**DIRECTION:**
In the listing that follows, count each line where the word "color" appears; write nothing but the count.

**DATA SHOWN:**
____________

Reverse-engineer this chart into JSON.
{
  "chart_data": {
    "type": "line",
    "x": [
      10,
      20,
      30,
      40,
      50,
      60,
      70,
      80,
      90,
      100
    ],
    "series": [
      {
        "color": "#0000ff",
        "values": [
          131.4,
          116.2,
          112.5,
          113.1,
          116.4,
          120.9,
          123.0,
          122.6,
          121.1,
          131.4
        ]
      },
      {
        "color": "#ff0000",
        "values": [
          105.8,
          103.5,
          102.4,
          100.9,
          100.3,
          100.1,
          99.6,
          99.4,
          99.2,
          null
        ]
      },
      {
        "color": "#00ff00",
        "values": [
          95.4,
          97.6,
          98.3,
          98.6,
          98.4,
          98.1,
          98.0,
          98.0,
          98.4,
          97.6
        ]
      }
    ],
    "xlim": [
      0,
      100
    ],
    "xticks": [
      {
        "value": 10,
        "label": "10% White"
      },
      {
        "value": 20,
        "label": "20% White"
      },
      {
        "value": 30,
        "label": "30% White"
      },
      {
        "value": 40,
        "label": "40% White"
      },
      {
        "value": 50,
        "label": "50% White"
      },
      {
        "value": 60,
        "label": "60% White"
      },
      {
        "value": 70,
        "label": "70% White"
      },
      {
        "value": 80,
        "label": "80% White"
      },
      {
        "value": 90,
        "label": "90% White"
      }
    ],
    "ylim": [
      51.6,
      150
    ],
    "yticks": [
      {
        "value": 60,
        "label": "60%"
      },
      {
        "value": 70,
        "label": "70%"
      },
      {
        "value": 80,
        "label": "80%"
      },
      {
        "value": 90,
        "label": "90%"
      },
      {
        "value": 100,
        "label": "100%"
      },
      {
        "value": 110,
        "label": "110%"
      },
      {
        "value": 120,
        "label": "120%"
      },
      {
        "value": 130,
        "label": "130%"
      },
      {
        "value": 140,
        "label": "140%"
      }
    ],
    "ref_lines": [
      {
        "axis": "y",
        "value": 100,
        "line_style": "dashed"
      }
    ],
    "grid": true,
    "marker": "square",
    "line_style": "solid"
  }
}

____________

**EXERCISE SOLUTION:**
3